GIVEN TASK: Note how many lines hold "title" and report that number by itself.

GIVEN DATA:
_ _ _
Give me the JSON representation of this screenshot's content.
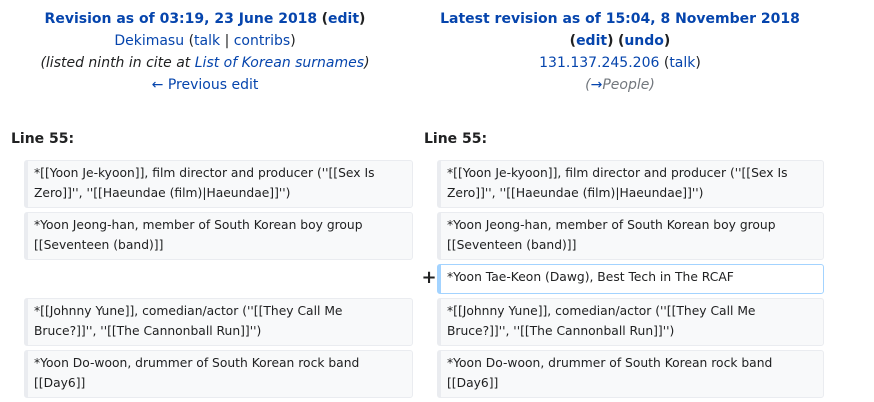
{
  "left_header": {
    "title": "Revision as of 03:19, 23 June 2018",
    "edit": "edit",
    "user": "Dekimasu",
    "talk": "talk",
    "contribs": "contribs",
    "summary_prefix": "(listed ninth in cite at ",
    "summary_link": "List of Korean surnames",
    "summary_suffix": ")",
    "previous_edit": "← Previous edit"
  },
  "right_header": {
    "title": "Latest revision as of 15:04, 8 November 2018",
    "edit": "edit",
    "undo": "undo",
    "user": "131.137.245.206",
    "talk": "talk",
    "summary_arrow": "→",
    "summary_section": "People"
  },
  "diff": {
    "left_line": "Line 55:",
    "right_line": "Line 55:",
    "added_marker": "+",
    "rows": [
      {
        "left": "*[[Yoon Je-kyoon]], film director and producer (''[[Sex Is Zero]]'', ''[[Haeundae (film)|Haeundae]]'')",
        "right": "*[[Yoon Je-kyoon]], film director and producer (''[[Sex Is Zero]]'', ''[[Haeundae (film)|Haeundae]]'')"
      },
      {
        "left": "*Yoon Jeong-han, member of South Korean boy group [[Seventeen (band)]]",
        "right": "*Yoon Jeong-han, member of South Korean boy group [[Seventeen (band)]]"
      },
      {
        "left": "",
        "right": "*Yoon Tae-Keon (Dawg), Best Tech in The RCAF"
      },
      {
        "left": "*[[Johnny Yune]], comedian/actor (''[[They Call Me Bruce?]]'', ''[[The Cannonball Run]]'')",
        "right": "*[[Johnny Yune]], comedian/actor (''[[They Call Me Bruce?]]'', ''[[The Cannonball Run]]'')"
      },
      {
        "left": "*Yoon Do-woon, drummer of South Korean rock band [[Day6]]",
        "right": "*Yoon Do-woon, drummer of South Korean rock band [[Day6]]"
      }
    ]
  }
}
_ _ _
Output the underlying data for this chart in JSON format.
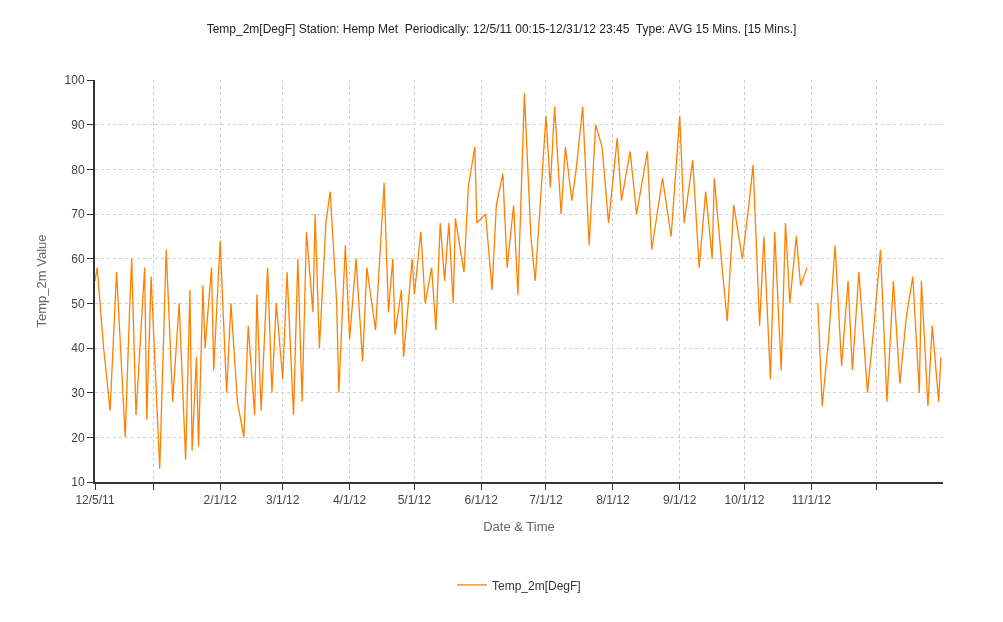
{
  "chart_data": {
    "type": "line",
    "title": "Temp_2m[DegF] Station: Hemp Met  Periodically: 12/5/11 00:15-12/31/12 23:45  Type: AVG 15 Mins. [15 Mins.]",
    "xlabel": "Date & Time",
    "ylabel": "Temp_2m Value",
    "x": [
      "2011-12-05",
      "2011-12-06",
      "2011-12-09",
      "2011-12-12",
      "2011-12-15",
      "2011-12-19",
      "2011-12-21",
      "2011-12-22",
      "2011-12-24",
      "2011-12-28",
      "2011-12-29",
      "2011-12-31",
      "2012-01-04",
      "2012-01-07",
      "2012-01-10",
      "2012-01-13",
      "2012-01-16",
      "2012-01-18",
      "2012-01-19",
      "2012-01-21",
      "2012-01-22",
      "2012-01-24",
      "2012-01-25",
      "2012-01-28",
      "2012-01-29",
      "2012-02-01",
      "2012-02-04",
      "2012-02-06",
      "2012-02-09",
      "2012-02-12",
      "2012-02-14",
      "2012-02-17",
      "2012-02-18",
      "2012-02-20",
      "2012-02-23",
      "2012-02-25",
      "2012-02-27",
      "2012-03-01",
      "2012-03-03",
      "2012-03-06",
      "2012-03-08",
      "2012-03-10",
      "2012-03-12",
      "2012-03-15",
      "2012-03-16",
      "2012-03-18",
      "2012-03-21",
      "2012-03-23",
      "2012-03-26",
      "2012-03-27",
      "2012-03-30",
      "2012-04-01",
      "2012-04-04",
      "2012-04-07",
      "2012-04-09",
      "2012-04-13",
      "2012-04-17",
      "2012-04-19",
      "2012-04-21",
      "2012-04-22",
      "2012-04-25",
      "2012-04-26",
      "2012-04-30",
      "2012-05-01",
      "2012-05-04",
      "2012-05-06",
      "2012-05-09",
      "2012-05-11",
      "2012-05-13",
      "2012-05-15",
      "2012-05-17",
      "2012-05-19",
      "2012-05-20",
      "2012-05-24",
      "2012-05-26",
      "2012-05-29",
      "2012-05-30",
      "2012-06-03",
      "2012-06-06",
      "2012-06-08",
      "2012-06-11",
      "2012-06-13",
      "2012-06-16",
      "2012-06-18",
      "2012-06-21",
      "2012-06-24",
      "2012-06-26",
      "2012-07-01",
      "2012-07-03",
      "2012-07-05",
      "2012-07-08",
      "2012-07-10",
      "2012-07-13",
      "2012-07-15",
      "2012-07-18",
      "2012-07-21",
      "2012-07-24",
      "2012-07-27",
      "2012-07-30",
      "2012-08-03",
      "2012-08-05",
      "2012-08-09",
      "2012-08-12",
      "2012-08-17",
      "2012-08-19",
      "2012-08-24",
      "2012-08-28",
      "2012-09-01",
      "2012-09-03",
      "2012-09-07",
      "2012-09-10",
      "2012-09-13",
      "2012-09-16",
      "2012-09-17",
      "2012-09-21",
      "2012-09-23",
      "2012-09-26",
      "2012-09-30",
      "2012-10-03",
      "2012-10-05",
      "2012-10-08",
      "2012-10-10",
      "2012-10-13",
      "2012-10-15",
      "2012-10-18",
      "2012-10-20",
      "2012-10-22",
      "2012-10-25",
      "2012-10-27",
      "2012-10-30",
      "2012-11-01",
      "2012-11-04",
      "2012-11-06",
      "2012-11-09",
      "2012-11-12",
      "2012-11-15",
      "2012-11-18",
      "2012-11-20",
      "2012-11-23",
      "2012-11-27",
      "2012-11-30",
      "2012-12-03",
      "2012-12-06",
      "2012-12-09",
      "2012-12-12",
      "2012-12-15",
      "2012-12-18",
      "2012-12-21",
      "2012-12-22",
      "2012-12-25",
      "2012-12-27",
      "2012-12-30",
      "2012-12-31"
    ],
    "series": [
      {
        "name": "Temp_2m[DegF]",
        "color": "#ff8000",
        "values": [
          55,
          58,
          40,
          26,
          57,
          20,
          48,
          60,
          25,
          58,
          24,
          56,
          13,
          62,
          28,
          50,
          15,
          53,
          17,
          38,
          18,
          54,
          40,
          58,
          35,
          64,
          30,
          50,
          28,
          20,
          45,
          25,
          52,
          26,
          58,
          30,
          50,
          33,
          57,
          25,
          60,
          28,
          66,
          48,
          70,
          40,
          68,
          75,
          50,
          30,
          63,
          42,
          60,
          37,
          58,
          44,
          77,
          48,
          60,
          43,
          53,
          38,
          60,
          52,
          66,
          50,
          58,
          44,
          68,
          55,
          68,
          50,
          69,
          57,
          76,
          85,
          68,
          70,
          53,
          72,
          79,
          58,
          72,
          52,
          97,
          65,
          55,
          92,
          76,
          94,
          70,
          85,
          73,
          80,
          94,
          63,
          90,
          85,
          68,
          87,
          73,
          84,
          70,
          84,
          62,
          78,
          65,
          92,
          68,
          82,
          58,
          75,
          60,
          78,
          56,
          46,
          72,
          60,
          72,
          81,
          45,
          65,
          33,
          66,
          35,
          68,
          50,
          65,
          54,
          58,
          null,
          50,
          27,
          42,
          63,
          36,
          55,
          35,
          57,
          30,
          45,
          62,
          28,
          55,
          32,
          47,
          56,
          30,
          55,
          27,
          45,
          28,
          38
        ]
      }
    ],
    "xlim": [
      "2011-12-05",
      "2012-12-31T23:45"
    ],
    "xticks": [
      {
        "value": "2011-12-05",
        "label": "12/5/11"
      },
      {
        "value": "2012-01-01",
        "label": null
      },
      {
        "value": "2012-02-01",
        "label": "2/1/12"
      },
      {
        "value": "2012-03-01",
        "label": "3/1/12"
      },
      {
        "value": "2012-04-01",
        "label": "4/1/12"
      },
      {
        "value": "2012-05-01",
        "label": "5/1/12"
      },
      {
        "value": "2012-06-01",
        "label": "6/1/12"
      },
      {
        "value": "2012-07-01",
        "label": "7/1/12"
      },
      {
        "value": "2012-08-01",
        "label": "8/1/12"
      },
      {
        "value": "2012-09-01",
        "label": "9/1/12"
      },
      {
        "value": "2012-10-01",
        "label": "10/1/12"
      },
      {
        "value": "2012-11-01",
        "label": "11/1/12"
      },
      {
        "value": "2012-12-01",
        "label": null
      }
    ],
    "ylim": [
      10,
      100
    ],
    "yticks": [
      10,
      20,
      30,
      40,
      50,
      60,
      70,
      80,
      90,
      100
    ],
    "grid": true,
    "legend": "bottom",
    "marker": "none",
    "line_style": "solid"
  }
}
_ _ _
RESULT FOR THIS TASK: 3